TO BE DONE: Repeat all the material exactly; pictures stay out of your copy.

Records from a dataset:
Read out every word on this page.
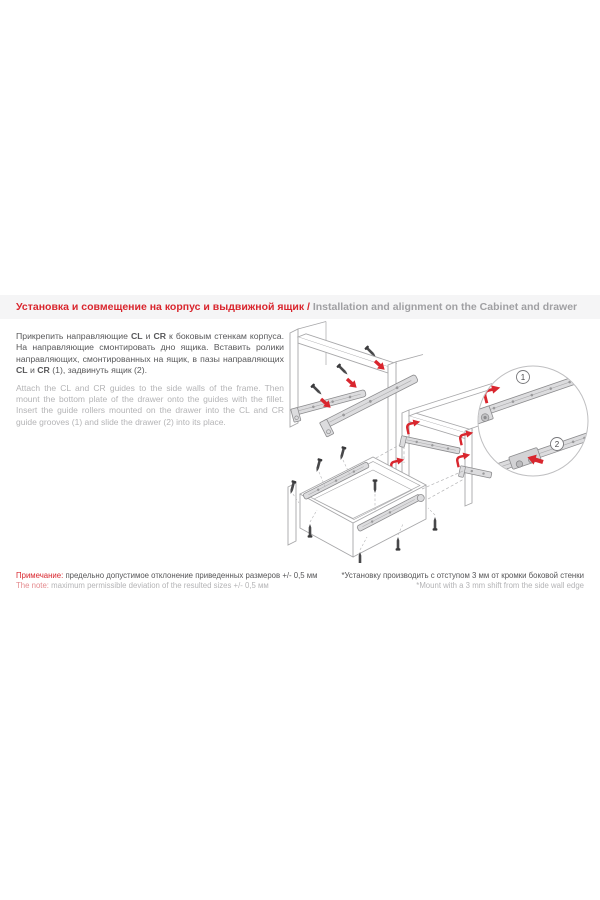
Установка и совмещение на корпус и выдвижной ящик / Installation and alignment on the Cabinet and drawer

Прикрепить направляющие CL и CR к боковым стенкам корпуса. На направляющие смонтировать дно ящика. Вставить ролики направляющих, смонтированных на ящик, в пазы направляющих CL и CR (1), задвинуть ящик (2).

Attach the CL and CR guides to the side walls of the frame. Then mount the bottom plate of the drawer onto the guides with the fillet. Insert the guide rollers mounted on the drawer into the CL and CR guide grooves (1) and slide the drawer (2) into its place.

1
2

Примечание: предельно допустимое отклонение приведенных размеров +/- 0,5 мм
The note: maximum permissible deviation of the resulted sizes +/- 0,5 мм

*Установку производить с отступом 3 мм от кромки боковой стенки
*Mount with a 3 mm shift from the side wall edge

CORRECT RESPONSE:
Read out every word on this page.
Установка и совмещение на корпус и выдвижной ящик / Installation and alignment on the Cabinet and drawer

Прикрепить направляющие CL и CR к боковым стенкам корпуса. На направляющие смонтировать дно ящика. Вставить ролики направляющих, смонтированных на ящик, в пазы направляющих CL и CR (1), задвинуть ящик (2).

Attach the CL and CR guides to the side walls of the frame. Then mount the bottom plate of the drawer onto the guides with the fillet. Insert the guide rollers mounted on the drawer into the CL and CR guide grooves (1) and slide the drawer (2) into its place.

1
2

Примечание: предельно допустимое отклонение приведенных размеров +/- 0,5 мм
The note: maximum permissible deviation of the resulted sizes +/- 0,5 мм

*Установку производить с отступом 3 мм от кромки боковой стенки
*Mount with a 3 mm shift from the side wall edge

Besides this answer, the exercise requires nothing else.